--- GIVEN INFORMATION ---
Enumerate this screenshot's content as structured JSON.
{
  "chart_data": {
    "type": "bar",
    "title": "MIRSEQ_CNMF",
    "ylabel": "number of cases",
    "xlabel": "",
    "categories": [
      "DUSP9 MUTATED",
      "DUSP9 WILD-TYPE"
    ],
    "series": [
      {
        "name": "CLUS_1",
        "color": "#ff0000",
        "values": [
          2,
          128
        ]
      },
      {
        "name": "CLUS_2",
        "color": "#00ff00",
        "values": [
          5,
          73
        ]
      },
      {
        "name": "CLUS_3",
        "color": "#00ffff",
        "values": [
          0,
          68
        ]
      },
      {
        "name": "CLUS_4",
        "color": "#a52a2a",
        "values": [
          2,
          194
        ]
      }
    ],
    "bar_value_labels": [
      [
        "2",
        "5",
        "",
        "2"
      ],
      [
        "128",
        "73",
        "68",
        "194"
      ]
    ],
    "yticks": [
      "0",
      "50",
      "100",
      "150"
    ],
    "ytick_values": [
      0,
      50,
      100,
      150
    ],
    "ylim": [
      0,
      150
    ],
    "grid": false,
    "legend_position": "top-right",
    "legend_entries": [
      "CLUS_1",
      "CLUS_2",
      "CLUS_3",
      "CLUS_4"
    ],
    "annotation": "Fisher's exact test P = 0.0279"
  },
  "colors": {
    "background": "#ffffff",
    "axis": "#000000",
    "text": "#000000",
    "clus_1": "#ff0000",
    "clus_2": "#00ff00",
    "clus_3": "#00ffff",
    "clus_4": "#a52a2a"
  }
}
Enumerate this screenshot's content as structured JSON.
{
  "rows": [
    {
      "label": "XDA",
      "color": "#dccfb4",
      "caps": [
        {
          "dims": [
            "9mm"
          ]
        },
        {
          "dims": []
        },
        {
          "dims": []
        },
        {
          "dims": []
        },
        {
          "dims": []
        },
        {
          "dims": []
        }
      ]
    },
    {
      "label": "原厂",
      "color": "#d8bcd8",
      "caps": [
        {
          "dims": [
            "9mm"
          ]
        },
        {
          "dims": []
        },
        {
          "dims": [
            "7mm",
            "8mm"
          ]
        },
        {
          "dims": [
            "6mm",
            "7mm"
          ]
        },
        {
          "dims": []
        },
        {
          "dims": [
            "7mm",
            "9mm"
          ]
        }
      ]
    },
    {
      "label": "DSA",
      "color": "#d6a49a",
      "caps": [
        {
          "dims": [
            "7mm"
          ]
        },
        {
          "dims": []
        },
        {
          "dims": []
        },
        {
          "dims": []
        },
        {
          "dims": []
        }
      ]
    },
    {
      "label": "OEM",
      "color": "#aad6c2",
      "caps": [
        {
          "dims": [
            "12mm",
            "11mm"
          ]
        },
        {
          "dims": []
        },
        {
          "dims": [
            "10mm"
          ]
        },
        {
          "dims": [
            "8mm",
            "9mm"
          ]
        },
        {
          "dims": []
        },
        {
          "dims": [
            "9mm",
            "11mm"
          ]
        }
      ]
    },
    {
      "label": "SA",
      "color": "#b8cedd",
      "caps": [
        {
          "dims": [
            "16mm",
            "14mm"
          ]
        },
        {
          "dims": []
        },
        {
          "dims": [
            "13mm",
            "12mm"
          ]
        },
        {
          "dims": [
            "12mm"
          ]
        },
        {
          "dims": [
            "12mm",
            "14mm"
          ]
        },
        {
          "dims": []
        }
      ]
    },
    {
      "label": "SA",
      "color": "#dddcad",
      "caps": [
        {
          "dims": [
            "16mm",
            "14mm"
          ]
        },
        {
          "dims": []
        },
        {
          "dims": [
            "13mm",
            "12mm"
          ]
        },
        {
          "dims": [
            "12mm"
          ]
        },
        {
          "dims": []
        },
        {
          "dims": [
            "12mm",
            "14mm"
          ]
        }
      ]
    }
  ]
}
---
§ **TASK**: Copy out the material above in its entirety. Every detail must match.

§ **WRITTEN SOLUTION**:
Enumerate this screenshot's content as structured JSON.
{
  "chart_data": {
    "type": "bar",
    "title": "MIRSEQ_CNMF",
    "ylabel": "number of cases",
    "xlabel": "",
    "categories": [
      "DUSP9 MUTATED",
      "DUSP9 WILD-TYPE"
    ],
    "series": [
      {
        "name": "CLUS_1",
        "color": "#ff0000",
        "values": [
          2,
          128
        ]
      },
      {
        "name": "CLUS_2",
        "color": "#00ff00",
        "values": [
          5,
          73
        ]
      },
      {
        "name": "CLUS_3",
        "color": "#00ffff",
        "values": [
          0,
          68
        ]
      },
      {
        "name": "CLUS_4",
        "color": "#a52a2a",
        "values": [
          2,
          194
        ]
      }
    ],
    "bar_value_labels": [
      [
        "2",
        "5",
        "",
        "2"
      ],
      [
        "128",
        "73",
        "68",
        "194"
      ]
    ],
    "yticks": [
      "0",
      "50",
      "100",
      "150"
    ],
    "ytick_values": [
      0,
      50,
      100,
      150
    ],
    "ylim": [
      0,
      150
    ],
    "grid": false,
    "legend_position": "top-right",
    "legend_entries": [
      "CLUS_1",
      "CLUS_2",
      "CLUS_3",
      "CLUS_4"
    ],
    "annotation": "Fisher's exact test P = 0.0279"
  },
  "colors": {
    "background": "#ffffff",
    "axis": "#000000",
    "text": "#000000",
    "clus_1": "#ff0000",
    "clus_2": "#00ff00",
    "clus_3": "#00ffff",
    "clus_4": "#a52a2a"
  }
}
Enumerate this screenshot's content as structured JSON.
{
  "rows": [
    {
      "label": "XDA",
      "color": "#dccfb4",
      "caps": [
        {
          "dims": [
            "9mm"
          ]
        },
        {
          "dims": []
        },
        {
          "dims": []
        },
        {
          "dims": []
        },
        {
          "dims": []
        },
        {
          "dims": []
        }
      ]
    },
    {
      "label": "原厂",
      "color": "#d8bcd8",
      "caps": [
        {
          "dims": [
            "9mm"
          ]
        },
        {
          "dims": []
        },
        {
          "dims": [
            "7mm",
            "8mm"
          ]
        },
        {
          "dims": [
            "6mm",
            "7mm"
          ]
        },
        {
          "dims": []
        },
        {
          "dims": [
            "7mm",
            "9mm"
          ]
        }
      ]
    },
    {
      "label": "DSA",
      "color": "#d6a49a",
      "caps": [
        {
          "dims": [
            "7mm"
          ]
        },
        {
          "dims": []
        },
        {
          "dims": []
        },
        {
          "dims": []
        },
        {
          "dims": []
        }
      ]
    },
    {
      "label": "OEM",
      "color": "#aad6c2",
      "caps": [
        {
          "dims": [
            "12mm",
            "11mm"
          ]
        },
        {
          "dims": []
        },
        {
          "dims": [
            "10mm"
          ]
        },
        {
          "dims": [
            "8mm",
            "9mm"
          ]
        },
        {
          "dims": []
        },
        {
          "dims": [
            "9mm",
            "11mm"
          ]
        }
      ]
    },
    {
      "label": "SA",
      "color": "#b8cedd",
      "caps": [
        {
          "dims": [
            "16mm",
            "14mm"
          ]
        },
        {
          "dims": []
        },
        {
          "dims": [
            "13mm",
            "12mm"
          ]
        },
        {
          "dims": [
            "12mm"
          ]
        },
        {
          "dims": [
            "12mm",
            "14mm"
          ]
        },
        {
          "dims": []
        }
      ]
    },
    {
      "label": "SA",
      "color": "#dddcad",
      "caps": [
        {
          "dims": [
            "16mm",
            "14mm"
          ]
        },
        {
          "dims": []
        },
        {
          "dims": [
            "13mm",
            "12mm"
          ]
        },
        {
          "dims": [
            "12mm"
          ]
        },
        {
          "dims": []
        },
        {
          "dims": [
            "12mm",
            "14mm"
          ]
        }
      ]
    }
  ]
}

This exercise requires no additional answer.